• **PARTS OF THE EXERCISE**:
1) In the passage on nonwheat pizza dough, how long should refrigerated dough stay in the cooler?
2) Pick up the passage on nonwheat pizza dough after its last sentence and continue it.

To use this in calculating your dough absorption, multiply the white flour weight by 0.56 to find the correct absorption for that portion of the flour blend, and then multiply the nonwheat flour weight by 0.70 to find the correct absorption for that portion of the flour blend. Add up the two weights and you’ll have the correct amount of water to add to the dough with that flour blend.
Do Some Experimenting
When using nonwheat flours, you’ll want to experiment a little on smaller dough batches to determine what changes are needed to complement the nonwheat flour. An increase in sweetness might help. In this case, the type of sweetener used, such as honey, white sugar, brown sugar, molasses or malt syrup, could be an important consideration, as it can influence the flavor of the crust, the perceived sweetness, or the perception of “healthful” or “natural” to the consumer.
The use of butter, margarine or butter-flavored oil (instead of olive oil) can also have a significant impact on crust flavor, especially when flaxseed meal, oat flour, barley flour or soy flour is used.
With a wheat and nonwheat blend, the dough will be somewhat weaker than a normal white-flour dough, probably requiring less mixing time. Be sure to mix the dough just until a smooth dough appearance is achieved, and then take the dough directly to the bench for scaling and balling.
To use the dough on the same day, put it into plastic dough boxes and lightly oil the tops of the dough balls, then stack and nest the boxes and let them set at room temperature for 90 minutes before forming the dough balls into pizza skins.
If you refrigerate and store the dough overnight, crossstack the dough boxes in the cooler for 90 minutes, and then down-stack and nest the boxes to prevent drying. Allow the dough to remain in the cooler for 18 to 24 hours. To use the dough, remove a quantity sufficient for a three-hour period and place at room temperature to temper for two hours. Then begin shaping into dough skins. The dough will remain good to use over the next three hours. Any unused dough may be opened into skins, placed onto screens and held in the cooler for several hours until needed for making pizzas. Due to the weakness of these doughs, they should not be held in the cooler for more than one day.

• **SOURCE INFORMATION**:
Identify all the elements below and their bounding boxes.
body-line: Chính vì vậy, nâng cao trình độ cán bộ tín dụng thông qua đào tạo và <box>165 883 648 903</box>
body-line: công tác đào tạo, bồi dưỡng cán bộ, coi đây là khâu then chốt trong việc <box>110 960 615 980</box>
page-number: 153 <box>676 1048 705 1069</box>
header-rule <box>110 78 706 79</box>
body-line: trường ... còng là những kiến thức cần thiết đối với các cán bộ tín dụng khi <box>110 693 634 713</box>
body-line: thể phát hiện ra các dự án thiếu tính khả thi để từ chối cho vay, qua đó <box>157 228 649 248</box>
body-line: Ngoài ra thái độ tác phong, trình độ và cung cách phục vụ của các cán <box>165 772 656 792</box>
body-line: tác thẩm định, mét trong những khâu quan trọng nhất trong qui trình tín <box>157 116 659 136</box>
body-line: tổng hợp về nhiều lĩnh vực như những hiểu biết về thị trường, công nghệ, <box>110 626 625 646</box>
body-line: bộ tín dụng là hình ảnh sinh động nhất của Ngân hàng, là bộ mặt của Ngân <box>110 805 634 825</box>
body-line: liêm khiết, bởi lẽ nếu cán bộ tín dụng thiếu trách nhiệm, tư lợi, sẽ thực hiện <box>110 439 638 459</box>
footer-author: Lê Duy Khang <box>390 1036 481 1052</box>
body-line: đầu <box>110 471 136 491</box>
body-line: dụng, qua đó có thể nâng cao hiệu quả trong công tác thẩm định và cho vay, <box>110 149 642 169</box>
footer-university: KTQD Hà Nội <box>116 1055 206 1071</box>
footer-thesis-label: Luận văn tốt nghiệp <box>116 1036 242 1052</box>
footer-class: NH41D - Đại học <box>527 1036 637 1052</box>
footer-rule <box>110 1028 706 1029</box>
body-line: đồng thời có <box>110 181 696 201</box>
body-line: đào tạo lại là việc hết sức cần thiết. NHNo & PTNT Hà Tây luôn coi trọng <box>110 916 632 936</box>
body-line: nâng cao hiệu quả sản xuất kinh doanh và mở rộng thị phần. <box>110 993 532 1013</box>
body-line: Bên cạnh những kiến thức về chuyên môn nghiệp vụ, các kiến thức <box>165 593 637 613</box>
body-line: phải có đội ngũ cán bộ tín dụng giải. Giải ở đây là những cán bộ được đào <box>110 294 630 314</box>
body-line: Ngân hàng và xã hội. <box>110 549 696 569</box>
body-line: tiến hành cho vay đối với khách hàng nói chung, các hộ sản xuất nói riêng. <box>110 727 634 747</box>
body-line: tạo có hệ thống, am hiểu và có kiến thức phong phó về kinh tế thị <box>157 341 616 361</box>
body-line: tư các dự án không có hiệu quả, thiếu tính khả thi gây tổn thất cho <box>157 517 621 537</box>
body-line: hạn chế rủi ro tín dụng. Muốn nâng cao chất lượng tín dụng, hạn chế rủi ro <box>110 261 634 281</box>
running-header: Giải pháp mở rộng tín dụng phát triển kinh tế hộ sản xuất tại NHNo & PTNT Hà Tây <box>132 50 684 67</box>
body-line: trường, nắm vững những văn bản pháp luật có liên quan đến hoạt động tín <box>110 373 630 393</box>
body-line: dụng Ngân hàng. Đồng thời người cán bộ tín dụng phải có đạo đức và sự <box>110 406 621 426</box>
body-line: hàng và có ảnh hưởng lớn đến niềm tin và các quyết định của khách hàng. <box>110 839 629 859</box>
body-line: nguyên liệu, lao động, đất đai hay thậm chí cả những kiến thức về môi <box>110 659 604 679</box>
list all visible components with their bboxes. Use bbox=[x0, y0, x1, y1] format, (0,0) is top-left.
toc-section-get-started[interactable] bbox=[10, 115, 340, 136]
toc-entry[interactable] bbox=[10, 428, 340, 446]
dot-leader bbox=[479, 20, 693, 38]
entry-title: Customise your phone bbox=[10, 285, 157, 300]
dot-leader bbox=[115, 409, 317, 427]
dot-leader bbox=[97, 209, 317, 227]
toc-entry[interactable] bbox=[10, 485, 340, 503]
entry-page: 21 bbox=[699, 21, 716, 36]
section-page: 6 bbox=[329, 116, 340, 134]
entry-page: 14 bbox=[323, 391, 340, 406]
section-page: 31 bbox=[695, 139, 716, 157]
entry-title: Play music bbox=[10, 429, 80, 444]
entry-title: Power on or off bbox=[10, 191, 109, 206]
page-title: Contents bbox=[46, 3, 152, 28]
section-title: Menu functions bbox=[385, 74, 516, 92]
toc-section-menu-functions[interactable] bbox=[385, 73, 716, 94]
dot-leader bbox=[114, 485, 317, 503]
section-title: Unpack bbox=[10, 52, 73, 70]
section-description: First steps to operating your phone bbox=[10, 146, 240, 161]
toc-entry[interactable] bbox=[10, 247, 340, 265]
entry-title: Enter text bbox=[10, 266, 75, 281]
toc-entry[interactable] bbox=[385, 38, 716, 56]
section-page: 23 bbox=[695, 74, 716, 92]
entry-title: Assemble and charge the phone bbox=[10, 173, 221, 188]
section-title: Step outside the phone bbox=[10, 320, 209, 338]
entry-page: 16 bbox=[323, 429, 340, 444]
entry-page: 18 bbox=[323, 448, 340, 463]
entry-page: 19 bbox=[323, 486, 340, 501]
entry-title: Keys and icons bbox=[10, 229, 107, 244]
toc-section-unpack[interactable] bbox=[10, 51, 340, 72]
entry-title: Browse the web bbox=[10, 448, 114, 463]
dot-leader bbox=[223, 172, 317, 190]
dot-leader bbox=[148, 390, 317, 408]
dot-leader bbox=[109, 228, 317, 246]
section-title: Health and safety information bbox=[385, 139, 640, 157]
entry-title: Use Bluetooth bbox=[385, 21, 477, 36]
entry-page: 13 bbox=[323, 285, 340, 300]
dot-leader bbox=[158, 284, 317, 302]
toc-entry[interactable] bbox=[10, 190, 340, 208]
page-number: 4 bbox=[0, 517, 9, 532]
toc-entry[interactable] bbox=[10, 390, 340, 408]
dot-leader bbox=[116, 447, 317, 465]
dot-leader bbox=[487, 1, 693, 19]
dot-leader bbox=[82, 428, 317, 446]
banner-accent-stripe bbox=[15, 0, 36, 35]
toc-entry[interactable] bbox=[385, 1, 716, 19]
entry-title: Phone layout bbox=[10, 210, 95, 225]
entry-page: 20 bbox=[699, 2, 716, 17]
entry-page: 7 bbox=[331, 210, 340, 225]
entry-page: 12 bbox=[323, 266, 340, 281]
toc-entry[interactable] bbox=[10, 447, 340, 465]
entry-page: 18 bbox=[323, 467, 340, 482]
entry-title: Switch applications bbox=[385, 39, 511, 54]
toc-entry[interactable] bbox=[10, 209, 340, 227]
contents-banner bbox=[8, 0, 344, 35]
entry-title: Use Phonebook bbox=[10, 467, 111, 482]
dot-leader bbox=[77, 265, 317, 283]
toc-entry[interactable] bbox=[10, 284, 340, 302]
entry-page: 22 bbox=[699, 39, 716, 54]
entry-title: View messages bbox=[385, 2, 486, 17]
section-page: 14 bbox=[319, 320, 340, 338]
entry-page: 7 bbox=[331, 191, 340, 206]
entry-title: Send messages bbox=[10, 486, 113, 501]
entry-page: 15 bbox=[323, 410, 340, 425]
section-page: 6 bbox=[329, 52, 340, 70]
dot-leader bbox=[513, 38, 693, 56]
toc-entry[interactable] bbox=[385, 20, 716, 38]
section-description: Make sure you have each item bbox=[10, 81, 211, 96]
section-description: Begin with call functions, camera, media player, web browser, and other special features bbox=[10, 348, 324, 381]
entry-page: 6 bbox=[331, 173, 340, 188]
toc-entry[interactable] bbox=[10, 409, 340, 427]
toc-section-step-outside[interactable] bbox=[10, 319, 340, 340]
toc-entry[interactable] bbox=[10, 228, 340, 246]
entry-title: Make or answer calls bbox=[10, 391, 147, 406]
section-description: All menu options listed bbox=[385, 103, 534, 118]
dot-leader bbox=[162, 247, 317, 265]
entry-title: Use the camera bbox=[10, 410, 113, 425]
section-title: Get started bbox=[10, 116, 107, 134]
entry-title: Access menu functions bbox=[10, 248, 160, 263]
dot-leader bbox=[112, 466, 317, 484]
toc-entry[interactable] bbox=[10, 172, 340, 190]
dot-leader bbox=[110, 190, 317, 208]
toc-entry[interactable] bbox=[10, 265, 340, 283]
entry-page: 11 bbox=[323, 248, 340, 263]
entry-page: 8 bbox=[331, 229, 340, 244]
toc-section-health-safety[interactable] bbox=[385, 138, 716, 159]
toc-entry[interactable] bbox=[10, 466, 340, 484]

• **OUTPUTS IN ORDER**:
1) 18 to 24 hours.

2)
When making a pizza with any of these crusts, you may also need to experiment with the baking time. Since these crusts will be more dense than your regular white-flour crusts, they should be allowed to bake for a slightly longer time, ideally at a lower temperature (450° to 500°F), assuming you’re using a deck oven. But, in most cases, for practical purposes, you’ll want to keep the oven settings the same as you use for your regular pizza production. In that case, consider baking these special pizzas on a screen or a baking disk in your deck oven, which will allow for a longer baking time without burning the pizza. Then “deck” the pizza for the last 45 to 60 seconds of baking. (“Decking” involves removing the pizza from the screen or disk and placing it directly on the oven hearth to further crisp it.)
None of these approaches will reduce your flour costs, but they may help you to develop some new or different offerings that will command a better price, thus boosting your bottom line. Additionally, the right combination might appeal to a different group of customers that you didn’t previously attract, thus expanding your customer base. In these trying times, we need all the help we can get with those bottom-line numbers.